[TEXTO DO EXERCÍCIO]
■ ■ ■ ■ ■
Os conselhos locais, tentando agarrar a maior fatia possível do bolo, começaram a fazer avançar novos projetos, levando à expansão rápida e descontrolada do sistema de saúde. Hoje, Serra Leoa – com uma população de apenas sete milhões de habitantes – tem quase 1300 instalações de saúde. O Ministério da Saúde tem sido incapaz de equipar todas estas novas instalações e cobrir os custos com o pessoal e operacionais, uma vez que o seu orçamento não aumentou de forma a coincidir com a expansão do sistema. Na verdade, um reduzido número (ou talvez nenhum) de países africanos que assinou a Declaração de Abuja de 2001 para atribuir 15% do seu orçamento à área da saúde tem conseguido fazê-lo.

No passado mês de setembro, a Serra Leoa realizou uma avaliação da distribuição das instalações de saúde pública e dos profissionais de saúde no país, com o intuito de orientar debates sobre os Recursos Humanos para a Estratégia de Saúde entre 2017 e 2021. Os resultados foram brutais: apenas 47% das instalações de saúde do país empregavam mais de dois profissionais de saúde, incluindo trabalhadores não remunerados e voluntários. Sete por cento das instalações de saúde não tinham de todo nenhum profissional de saúde atribuído à sua unidade – uma promessa vazia em forma física.
■ ■ ■ ■ ■
[APLIQUE O QUE LEU]
A – Responda a estas perguntas sobre o texto acerca da saúde na Serra Leoa:
(i) Quantas instalações de saúde tem hoje a Serra Leoa?
(ii) Que percentagem do orçamento se comprometiam a atribuir à saúde os países que assinaram a Declaração de Abuja de 2001?
(iii) Que percentagem das instalações de saúde não tinha nenhum profissional de saúde atribuído?
B – Consegue dar seguimento ao texto sobre a saúde na Serra Leoa a partir do ponto em que ele termina?
■ ■ ■ ■ ■
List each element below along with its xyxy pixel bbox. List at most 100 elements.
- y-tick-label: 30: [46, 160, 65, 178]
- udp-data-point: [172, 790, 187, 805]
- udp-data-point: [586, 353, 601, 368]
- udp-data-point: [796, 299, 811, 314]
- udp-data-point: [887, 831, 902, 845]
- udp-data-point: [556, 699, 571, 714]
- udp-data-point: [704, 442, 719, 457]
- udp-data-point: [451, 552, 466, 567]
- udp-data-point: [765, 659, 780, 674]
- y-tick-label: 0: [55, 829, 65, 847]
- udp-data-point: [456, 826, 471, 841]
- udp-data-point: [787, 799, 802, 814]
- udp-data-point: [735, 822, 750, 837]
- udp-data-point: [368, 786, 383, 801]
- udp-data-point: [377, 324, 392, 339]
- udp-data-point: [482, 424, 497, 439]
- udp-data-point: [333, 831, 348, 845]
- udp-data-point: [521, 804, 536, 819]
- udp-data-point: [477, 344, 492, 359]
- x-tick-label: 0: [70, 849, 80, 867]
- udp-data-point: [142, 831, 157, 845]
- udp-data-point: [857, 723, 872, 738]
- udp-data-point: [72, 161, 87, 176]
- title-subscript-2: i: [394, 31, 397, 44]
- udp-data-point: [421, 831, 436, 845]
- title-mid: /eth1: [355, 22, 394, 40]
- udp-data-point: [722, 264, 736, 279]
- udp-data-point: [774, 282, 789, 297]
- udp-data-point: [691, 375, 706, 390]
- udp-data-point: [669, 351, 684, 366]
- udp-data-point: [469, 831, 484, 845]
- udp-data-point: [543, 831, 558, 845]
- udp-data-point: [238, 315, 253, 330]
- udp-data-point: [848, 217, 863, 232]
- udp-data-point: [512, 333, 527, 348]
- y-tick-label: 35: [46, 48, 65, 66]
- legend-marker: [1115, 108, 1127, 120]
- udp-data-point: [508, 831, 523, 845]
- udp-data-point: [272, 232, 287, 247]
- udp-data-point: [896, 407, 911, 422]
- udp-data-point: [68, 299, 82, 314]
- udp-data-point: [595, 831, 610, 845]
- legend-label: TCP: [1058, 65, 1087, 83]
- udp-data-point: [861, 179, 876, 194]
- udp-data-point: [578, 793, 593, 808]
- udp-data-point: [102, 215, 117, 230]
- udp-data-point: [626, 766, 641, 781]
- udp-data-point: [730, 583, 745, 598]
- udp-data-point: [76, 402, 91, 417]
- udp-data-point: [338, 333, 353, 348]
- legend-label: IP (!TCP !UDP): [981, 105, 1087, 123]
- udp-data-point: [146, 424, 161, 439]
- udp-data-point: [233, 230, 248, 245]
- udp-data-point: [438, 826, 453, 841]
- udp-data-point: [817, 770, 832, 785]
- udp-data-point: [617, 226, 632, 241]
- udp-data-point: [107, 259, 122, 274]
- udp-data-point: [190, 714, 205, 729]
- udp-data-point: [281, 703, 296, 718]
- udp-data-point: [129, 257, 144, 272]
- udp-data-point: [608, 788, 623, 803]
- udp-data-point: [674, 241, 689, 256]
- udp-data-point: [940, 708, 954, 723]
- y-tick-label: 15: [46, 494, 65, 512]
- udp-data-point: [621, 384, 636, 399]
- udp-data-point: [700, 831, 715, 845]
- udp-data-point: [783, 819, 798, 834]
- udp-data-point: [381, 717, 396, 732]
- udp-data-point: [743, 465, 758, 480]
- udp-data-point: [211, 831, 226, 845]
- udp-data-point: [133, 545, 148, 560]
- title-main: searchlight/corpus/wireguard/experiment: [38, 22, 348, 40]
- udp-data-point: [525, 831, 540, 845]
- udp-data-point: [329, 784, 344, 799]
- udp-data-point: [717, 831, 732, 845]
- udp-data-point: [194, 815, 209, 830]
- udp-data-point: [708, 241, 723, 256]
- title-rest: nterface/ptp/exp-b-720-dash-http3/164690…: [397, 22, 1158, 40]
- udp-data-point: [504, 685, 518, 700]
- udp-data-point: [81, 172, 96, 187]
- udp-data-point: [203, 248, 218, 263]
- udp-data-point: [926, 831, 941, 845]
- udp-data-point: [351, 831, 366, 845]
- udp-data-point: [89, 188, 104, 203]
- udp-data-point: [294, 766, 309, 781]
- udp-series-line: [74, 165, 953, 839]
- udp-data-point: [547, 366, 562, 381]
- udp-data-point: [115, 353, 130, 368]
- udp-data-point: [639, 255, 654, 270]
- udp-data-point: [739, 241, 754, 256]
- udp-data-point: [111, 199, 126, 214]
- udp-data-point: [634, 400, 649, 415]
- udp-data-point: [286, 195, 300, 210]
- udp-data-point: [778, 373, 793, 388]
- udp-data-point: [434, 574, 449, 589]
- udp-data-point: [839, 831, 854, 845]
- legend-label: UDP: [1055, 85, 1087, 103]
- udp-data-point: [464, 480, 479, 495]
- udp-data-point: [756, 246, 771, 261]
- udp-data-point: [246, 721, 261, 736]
■ ■ ■ ■ ■
[RESPOSTAS ESCRITAS]
A –
(i) Quase 1300.
(ii) 15%.
(iii) Sete por cento.

B –
Esta situação não é exclusiva de Serra Leoa – ou de África. Na Indonésia, o governo investiu receitas provenientes do petróleo na expansão rápida e maciça de serviços sociais básicos, incluindo os cuidados de saúde. Mas, atualmente, um número insuficiente de médicos inquieta muitas destas instalações, particularmente em locais remotos, onde o absentismo também é elevado. Existem muitos enfermeiros, mas a maioria não tem formação adequada. Ainda assim, são autorizados a dirigir instalações em locais remotos por conta própria.

Além de trabalhadores, as instalações de saúde em locais remotos na Indonésia também têm falta de infraestruturas de apoio adequadas: água potável, saneamento, eletricidade fiável, e medicamentos e equipamentos básicos. Os governos locais descentralizados, que têm pouca autoridade sobre as clínicas em locais remotos, não podem supervisionar as suas atividades. Não admira que a Indonésia tenha uma das mais elevadas taxas de mortalidade materna no leste asiático.

Um excesso de instalações de saúde mal equipadas não só é ineficaz, como também pode, realmente, piorar as coisas, devido a fatores como um saneamento precário e sistemas de referência de emergência frágeis. Durante a recente crise de Ébola, as instalações mal equipadas causaram ainda mais mortes, não só entre os pacientes, mas também entre os profissionais de saúde empenhados em ajudá-los.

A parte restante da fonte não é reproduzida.